= TASK =
Find the number of lines containing the string "libelle" in the data. Answer with the number by itself.

--- START RECORDS SHOWN ---

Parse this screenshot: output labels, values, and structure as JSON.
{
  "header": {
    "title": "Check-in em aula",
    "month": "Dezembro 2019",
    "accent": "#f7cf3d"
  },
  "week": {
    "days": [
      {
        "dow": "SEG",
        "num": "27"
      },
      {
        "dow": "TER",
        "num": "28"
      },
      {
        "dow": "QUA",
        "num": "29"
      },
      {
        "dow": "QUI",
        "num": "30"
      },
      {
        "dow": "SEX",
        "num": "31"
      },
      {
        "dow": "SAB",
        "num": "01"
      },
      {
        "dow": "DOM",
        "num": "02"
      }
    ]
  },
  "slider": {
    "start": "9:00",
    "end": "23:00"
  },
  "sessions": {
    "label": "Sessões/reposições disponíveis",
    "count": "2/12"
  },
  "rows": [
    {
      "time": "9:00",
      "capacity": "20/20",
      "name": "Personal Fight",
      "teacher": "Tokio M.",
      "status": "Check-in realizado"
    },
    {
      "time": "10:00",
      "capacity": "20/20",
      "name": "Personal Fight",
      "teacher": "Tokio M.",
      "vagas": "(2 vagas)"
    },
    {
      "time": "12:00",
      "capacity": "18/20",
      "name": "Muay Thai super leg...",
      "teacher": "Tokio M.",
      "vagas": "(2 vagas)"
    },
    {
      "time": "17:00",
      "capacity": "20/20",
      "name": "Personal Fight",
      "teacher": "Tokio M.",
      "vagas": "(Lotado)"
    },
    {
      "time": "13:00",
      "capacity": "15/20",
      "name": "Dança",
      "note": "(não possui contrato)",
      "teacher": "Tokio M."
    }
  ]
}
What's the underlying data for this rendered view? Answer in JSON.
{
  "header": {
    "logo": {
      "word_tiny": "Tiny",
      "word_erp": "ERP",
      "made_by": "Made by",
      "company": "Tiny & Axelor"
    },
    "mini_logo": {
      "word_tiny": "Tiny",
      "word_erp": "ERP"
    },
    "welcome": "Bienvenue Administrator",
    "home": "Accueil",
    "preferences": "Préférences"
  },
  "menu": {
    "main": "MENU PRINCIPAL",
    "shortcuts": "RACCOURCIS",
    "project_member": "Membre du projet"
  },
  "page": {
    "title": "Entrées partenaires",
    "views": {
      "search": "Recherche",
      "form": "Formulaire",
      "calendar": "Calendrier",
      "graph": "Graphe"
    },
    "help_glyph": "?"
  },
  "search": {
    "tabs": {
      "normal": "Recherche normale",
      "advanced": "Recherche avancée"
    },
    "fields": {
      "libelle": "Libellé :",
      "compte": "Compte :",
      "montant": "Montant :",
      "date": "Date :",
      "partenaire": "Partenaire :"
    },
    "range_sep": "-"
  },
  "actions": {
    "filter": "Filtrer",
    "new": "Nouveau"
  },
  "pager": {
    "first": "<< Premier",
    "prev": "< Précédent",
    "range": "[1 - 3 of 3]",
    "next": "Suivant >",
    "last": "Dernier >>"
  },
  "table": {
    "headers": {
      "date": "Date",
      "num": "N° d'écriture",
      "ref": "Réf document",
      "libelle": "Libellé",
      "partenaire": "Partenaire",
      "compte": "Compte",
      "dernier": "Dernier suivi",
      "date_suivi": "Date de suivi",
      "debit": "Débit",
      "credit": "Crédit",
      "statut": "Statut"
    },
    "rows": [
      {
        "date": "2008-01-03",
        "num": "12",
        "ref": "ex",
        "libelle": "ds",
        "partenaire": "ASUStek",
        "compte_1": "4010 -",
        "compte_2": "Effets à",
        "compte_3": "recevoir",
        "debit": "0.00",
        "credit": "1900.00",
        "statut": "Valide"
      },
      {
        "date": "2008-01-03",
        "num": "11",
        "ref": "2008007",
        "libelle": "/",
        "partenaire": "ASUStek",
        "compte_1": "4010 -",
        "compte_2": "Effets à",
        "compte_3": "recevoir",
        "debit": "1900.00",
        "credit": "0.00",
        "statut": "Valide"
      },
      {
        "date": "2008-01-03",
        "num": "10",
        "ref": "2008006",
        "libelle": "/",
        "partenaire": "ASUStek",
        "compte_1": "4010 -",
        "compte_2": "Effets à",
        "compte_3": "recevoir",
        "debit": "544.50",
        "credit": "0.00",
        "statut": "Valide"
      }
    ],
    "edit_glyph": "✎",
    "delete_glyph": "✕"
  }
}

--- END RECORDS SHOWN ---

= TASK RESPONSE =
5